Stored items:
________________________

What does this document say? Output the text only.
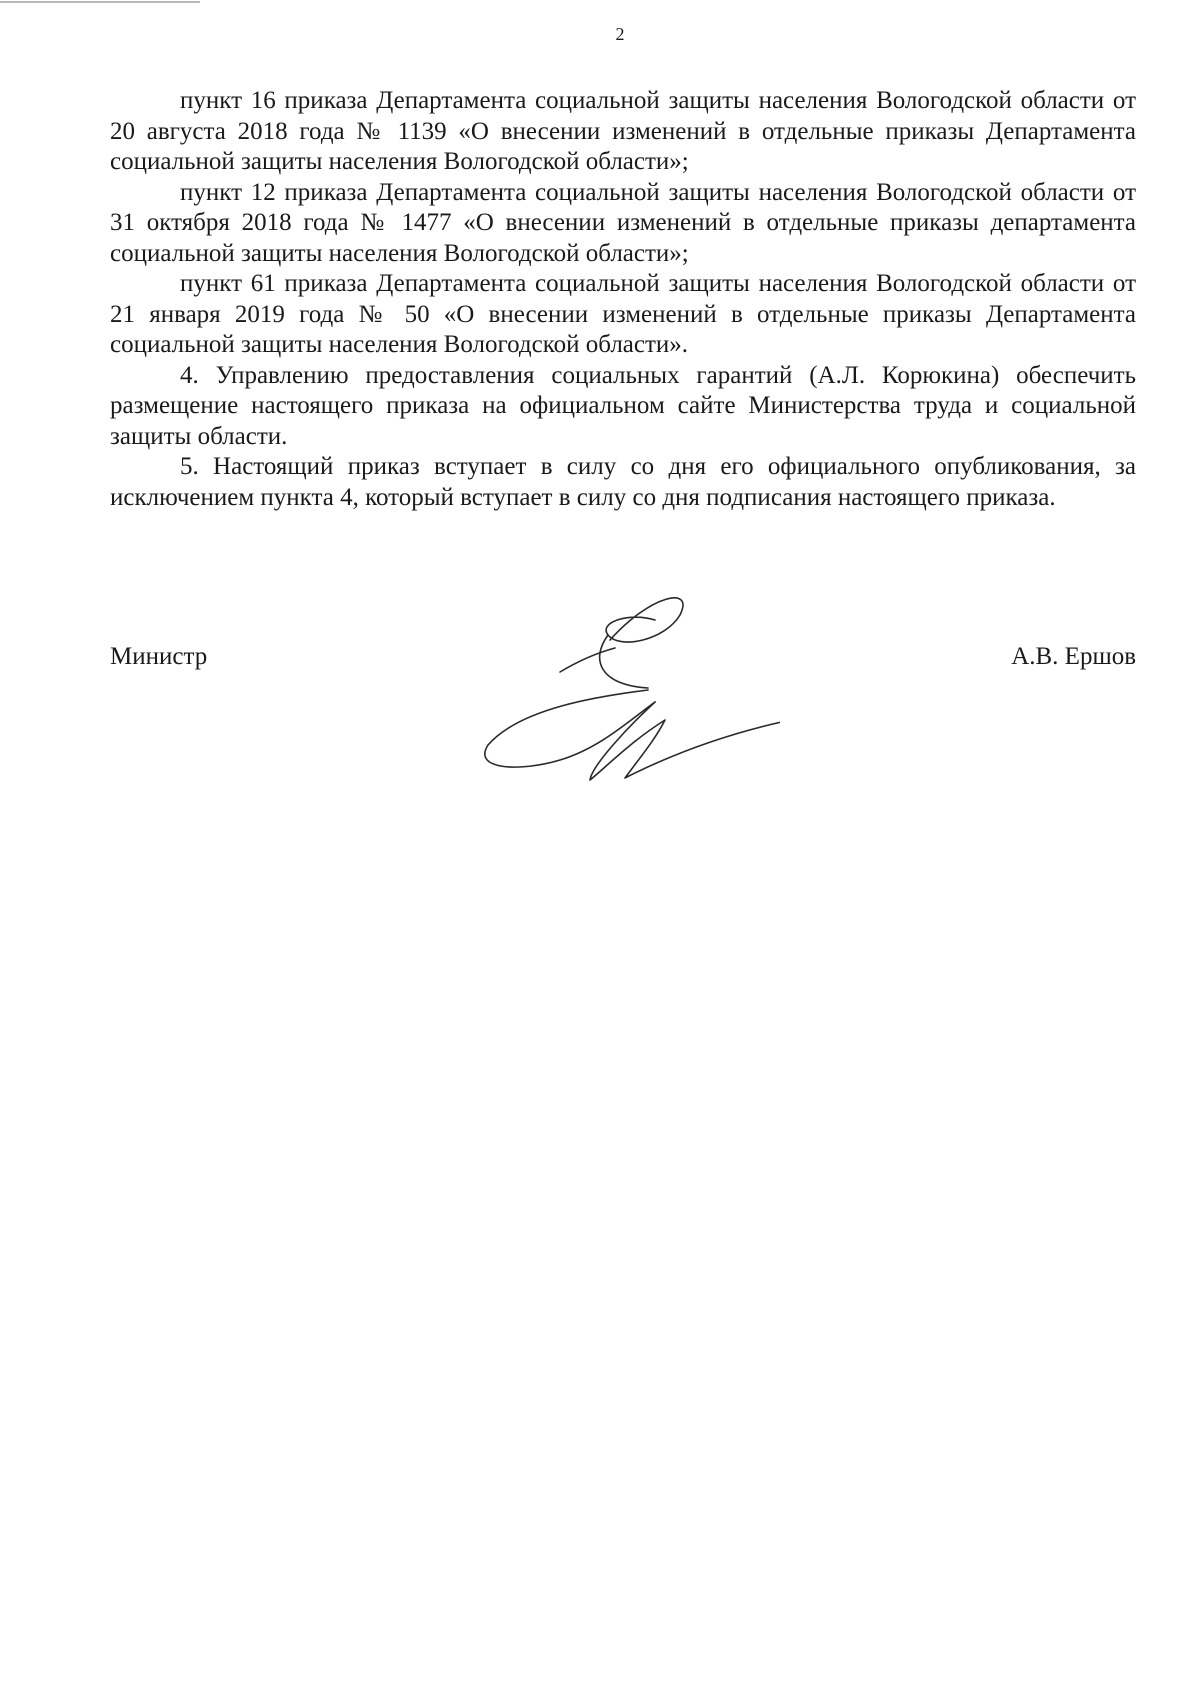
2

пункт 16 приказа Департамента социальной защиты населения Вологодской области от 20 августа 2018 года № 1139 «О внесении изменений в отдельные приказы Департамента социальной защиты населения Вологодской области»;

пункт 12 приказа Департамента социальной защиты населения Вологодской области от 31 октября 2018 года № 1477 «О внесении изменений в отдельные приказы департамента социальной защиты населения Вологодской области»;

пункт 61 приказа Департамента социальной защиты населения Вологодской области от 21 января 2019 года № 50 «О внесении изменений в отдельные приказы Департамента социальной защиты населения Вологодской области».

4. Управлению предоставления социальных гарантий (А.Л. Корюкина) обеспечить размещение настоящего приказа на официальном сайте Министерства труда и социальной защиты области.

5. Настоящий приказ вступает в силу со дня его официального опубликования, за исключением пункта 4, который вступает в силу со дня подписания настоящего приказа.

Министр	А.В. Ершов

________________________

**THE REQUEST:** Without the pictures, repeat the listing above exactly.

**CORRECT OUTPUT:**
What does this document say? Output the text only.
2

пункт 16 приказа Департамента социальной защиты населения Вологодской области от 20 августа 2018 года № 1139 «О внесении изменений в отдельные приказы Департамента социальной защиты населения Вологодской области»;

пункт 12 приказа Департамента социальной защиты населения Вологодской области от 31 октября 2018 года № 1477 «О внесении изменений в отдельные приказы департамента социальной защиты населения Вологодской области»;

пункт 61 приказа Департамента социальной защиты населения Вологодской области от 21 января 2019 года № 50 «О внесении изменений в отдельные приказы Департамента социальной защиты населения Вологодской области».

4. Управлению предоставления социальных гарантий (А.Л. Корюкина) обеспечить размещение настоящего приказа на официальном сайте Министерства труда и социальной защиты области.

5. Настоящий приказ вступает в силу со дня его официального опубликования, за исключением пункта 4, который вступает в силу со дня подписания настоящего приказа.

Министр	А.В. Ершов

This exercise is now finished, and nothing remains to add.